[Start of Record set]
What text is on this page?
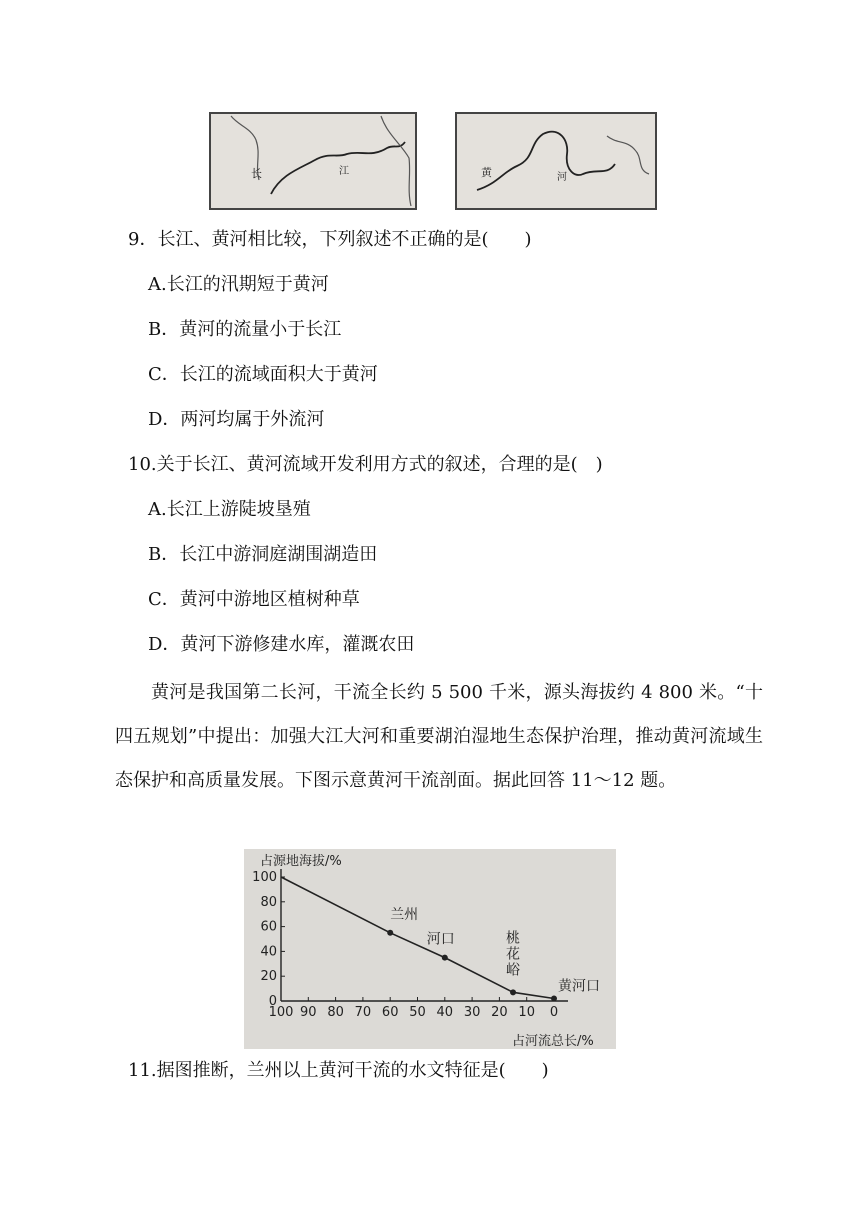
长	江	黄	河
9．长江、黄河相比较，下列叙述不正确的是(　　)
A.长江的汛期短于黄河
B．黄河的流量小于长江
C．长江的流域面积大于黄河
D．两河均属于外流河
10.关于长江、黄河流域开发利用方式的叙述，合理的是(　)
A.长江上游陡坡垦殖
B．长江中游洞庭湖围湖造田
C．黄河中游地区植树种草
D．黄河下游修建水库，灌溉农田
黄河是我国第二长河，干流全长约 5 500 千米，源头海拔约 4 800 米。“十四五规划”中提出：加强大江大河和重要湖泊湿地生态保护治理，推动黄河流域生态保护和高质量发展。下图示意黄河干流剖面。据此回答 11～12 题。
占源地海拔/%
占河流总长/%
100 90 80 70 60 50 40 30 20 10 0
0
20
40
60
80
100
兰州
河口	桃
花
峪
黄河口
11.据图推断，兰州以上黄河干流的水文特征是(　　)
[End of Record set]
— Written request —
Write out every line above exactly as it is, leaving out the pictures.

— Solution to this exercise —
What text is on this page?
长	江	黄	河
9．长江、黄河相比较，下列叙述不正确的是(　　)
A.长江的汛期短于黄河
B．黄河的流量小于长江
C．长江的流域面积大于黄河
D．两河均属于外流河
10.关于长江、黄河流域开发利用方式的叙述，合理的是(　)
A.长江上游陡坡垦殖
B．长江中游洞庭湖围湖造田
C．黄河中游地区植树种草
D．黄河下游修建水库，灌溉农田
黄河是我国第二长河，干流全长约 5 500 千米，源头海拔约 4 800 米。“十四五规划”中提出：加强大江大河和重要湖泊湿地生态保护治理，推动黄河流域生态保护和高质量发展。下图示意黄河干流剖面。据此回答 11～12 题。
占源地海拔/%
占河流总长/%
100 90 80 70 60 50 40 30 20 10 0
0
20
40
60
80
100
兰州
河口	桃
花
峪
黄河口
11.据图推断，兰州以上黄河干流的水文特征是(　　)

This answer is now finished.